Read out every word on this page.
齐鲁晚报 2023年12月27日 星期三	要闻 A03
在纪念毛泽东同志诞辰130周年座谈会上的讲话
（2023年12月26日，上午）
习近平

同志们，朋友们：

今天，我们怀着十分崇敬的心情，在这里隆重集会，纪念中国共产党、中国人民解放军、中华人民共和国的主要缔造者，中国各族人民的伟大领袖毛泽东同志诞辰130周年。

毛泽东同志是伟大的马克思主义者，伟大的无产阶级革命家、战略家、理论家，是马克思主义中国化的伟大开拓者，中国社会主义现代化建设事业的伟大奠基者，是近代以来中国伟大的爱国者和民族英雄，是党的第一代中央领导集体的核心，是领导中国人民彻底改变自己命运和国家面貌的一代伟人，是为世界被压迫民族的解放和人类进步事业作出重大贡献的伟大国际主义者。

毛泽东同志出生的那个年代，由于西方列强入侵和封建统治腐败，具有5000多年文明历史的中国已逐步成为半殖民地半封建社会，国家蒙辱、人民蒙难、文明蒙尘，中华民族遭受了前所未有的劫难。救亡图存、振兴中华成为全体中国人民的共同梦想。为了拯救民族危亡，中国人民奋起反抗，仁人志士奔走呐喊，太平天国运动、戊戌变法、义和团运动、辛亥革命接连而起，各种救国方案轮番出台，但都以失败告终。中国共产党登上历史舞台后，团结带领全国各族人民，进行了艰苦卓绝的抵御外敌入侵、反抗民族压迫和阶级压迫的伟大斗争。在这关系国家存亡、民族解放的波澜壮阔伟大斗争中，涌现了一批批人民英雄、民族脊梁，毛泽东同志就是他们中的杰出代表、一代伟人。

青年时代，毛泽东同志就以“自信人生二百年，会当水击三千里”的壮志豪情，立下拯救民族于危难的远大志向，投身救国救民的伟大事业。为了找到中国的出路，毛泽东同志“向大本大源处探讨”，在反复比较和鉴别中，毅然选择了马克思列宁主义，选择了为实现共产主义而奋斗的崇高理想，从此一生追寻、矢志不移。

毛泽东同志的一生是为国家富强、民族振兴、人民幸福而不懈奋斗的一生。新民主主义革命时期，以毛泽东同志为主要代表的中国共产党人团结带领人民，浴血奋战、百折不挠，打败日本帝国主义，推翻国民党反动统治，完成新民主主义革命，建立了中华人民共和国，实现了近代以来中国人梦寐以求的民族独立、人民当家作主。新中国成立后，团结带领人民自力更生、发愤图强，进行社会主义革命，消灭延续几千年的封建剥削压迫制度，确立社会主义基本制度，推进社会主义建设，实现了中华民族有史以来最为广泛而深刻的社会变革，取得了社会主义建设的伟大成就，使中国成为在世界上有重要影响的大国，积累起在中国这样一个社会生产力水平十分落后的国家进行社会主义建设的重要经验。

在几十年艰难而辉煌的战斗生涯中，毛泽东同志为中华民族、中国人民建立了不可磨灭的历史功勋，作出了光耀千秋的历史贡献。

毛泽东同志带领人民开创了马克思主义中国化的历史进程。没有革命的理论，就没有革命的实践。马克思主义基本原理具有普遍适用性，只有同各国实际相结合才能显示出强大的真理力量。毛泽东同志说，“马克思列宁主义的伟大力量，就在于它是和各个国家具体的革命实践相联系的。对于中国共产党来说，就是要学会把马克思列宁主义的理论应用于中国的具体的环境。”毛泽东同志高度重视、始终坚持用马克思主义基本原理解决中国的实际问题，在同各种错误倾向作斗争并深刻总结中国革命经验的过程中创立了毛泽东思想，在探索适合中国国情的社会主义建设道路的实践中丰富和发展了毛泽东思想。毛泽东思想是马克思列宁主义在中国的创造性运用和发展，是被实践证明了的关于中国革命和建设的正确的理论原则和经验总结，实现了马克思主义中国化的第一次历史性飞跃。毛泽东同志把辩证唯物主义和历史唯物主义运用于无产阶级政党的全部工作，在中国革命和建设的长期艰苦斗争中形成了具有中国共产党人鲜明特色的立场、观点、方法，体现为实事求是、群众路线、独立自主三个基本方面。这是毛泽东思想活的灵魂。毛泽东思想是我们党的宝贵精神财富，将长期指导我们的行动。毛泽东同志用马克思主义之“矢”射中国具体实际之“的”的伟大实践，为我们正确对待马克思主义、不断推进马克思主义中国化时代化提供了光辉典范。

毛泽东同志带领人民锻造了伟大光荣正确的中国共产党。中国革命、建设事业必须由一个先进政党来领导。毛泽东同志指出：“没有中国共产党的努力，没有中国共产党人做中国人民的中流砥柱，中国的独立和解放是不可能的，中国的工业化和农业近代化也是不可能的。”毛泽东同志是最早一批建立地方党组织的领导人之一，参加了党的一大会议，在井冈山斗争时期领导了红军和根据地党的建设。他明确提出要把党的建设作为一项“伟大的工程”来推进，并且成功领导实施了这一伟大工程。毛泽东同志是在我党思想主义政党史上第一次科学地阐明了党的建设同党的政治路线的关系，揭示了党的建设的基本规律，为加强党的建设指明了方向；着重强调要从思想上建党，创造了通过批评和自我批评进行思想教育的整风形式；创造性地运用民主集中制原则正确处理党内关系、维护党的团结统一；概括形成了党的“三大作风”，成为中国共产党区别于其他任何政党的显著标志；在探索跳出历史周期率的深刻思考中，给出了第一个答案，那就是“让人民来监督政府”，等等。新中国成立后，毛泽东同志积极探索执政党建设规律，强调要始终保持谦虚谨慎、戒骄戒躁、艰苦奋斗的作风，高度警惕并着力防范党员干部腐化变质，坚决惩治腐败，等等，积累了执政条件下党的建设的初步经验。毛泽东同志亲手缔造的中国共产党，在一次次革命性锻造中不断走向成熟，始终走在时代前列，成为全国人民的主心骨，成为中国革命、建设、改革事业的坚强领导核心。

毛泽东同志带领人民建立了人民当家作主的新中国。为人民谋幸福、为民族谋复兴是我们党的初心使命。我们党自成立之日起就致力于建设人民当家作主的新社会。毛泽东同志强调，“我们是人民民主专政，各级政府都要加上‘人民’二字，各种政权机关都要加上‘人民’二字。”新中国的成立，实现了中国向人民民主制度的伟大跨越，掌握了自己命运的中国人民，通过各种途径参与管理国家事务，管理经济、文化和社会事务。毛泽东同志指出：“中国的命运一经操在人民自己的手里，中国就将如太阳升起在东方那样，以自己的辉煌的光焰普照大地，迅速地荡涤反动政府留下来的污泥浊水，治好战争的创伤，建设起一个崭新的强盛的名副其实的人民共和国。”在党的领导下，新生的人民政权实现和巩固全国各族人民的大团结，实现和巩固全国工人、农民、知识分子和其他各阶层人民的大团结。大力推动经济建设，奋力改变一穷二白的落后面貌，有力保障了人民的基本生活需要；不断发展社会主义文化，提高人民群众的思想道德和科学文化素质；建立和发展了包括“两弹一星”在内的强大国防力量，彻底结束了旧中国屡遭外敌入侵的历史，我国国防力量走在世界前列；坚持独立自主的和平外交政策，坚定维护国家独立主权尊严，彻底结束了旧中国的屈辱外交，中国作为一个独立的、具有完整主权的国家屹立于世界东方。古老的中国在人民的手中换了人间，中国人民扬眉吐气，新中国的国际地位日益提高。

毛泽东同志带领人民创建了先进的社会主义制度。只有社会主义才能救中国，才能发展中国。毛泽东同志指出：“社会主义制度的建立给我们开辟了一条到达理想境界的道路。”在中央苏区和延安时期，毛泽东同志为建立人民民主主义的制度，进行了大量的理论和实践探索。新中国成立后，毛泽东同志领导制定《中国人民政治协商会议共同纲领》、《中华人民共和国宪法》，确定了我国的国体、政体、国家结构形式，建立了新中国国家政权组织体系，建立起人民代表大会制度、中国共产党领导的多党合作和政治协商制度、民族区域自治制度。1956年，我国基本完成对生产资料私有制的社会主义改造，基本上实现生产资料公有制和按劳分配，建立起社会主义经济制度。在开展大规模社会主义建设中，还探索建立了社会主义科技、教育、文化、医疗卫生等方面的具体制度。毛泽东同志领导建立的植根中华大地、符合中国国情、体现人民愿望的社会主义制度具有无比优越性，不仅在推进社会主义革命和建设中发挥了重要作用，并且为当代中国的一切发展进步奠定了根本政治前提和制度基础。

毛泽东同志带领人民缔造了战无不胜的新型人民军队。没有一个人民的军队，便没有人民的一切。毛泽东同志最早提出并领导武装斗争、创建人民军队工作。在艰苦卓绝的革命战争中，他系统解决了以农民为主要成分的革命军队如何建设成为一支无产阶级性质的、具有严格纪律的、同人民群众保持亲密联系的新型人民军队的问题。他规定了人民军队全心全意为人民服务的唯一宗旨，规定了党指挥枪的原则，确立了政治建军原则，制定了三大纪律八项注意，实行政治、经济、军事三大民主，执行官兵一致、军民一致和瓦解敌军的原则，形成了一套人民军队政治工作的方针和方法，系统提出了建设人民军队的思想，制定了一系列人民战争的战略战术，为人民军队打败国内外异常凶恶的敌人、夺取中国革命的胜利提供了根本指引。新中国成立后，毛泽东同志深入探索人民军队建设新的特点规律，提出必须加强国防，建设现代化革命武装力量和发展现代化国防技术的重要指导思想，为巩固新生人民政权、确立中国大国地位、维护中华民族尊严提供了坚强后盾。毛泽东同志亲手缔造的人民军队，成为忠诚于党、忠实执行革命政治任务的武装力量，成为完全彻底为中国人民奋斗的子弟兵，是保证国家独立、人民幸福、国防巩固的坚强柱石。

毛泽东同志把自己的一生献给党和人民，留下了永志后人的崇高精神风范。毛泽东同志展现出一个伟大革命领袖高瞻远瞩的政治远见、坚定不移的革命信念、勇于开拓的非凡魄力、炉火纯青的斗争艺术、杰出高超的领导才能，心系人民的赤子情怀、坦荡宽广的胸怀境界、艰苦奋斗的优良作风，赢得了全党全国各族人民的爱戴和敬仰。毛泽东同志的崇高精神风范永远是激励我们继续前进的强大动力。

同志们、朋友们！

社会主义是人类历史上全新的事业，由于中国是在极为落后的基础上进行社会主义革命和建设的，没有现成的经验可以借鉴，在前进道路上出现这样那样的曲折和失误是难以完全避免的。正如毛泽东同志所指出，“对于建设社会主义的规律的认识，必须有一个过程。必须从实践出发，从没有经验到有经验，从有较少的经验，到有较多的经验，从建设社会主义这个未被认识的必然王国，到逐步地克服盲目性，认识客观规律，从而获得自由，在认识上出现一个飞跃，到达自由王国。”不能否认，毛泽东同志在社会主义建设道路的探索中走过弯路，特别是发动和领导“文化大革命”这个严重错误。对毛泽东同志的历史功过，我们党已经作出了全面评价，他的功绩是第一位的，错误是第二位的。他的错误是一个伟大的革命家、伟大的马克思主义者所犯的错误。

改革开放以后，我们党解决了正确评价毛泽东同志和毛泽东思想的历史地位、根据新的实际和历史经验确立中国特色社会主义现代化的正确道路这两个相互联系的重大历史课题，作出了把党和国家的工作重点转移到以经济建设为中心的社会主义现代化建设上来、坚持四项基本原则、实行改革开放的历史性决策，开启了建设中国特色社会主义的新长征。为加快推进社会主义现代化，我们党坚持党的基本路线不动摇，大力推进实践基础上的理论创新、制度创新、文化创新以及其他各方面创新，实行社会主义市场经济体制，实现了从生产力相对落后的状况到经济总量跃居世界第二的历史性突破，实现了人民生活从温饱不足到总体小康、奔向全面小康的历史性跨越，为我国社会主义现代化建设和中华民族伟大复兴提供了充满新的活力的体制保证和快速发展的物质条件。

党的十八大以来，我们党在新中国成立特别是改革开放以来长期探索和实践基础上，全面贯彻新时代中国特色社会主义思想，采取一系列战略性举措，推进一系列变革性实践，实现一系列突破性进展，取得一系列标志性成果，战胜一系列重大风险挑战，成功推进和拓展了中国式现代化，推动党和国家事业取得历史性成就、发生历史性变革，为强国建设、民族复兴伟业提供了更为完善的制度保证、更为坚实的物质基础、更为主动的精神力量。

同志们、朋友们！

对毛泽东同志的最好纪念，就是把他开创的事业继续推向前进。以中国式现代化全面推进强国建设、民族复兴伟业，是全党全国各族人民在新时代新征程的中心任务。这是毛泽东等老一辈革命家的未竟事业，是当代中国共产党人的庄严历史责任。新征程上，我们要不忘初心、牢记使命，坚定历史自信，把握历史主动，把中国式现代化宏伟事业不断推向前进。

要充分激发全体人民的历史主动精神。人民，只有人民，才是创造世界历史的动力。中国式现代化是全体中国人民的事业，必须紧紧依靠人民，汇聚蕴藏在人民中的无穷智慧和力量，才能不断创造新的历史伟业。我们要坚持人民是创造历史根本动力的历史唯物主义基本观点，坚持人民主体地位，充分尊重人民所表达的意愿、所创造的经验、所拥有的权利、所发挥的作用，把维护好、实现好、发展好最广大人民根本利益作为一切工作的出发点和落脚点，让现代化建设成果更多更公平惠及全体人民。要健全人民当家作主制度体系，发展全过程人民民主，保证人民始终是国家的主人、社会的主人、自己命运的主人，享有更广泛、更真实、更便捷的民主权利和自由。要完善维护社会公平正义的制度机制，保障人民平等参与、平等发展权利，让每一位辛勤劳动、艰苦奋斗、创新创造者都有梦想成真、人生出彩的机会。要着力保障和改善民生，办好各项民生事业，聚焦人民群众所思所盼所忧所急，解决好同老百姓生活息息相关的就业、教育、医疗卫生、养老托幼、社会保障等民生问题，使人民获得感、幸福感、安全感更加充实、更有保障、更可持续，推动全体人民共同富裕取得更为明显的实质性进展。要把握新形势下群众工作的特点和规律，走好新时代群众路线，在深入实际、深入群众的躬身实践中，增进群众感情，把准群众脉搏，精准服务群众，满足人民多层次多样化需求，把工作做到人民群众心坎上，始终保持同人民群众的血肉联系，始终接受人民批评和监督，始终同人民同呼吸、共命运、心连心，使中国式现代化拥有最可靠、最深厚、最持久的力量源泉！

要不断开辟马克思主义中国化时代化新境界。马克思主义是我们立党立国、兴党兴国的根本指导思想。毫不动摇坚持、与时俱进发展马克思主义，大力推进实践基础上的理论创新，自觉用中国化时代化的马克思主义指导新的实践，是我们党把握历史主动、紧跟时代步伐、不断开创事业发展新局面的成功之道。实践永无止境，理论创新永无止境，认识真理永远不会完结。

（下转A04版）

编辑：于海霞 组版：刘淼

++++++

Your task is to pick out every line with the string "大力推进实践基础上的理论创新" and copy it.

TASK RESPONSE.
改革开放以后，我们党解决了正确评价毛泽东同志和毛泽东思想的历史地位、根据新的实际和历史经验确立中国特色社会主义现代化的正确道路这两个相互联系的重大历史课题，作出了把党和国家的工作重点转移到以经济建设为中心的社会主义现代化建设上来、坚持四项基本原则、实行改革开放的历史性决策，开启了建设中国特色社会主义的新长征。为加快推进社会主义现代化，我们党坚持党的基本路线不动摇，大力推进实践基础上的理论创新、制度创新、文化创新以及其他各方面创新，实行社会主义市场经济体制，实现了从生产力相对落后的状况到经济总量跃居世界第二的历史性突破，实现了人民生活从温饱不足到总体小康、奔向全面小康的历史性跨越，为我国社会主义现代化建设和中华民族伟大复兴提供了充满新的活力的体制保证和快速发展的物质条件。
要不断开辟马克思主义中国化时代化新境界。马克思主义是我们立党立国、兴党兴国的根本指导思想。毫不动摇坚持、与时俱进发展马克思主义，大力推进实践基础上的理论创新，自觉用中国化时代化的马克思主义指导新的实践，是我们党把握历史主动、紧跟时代步伐、不断开创事业发展新局面的成功之道。实践永无止境，理论创新永无止境，认识真理永远不会完结。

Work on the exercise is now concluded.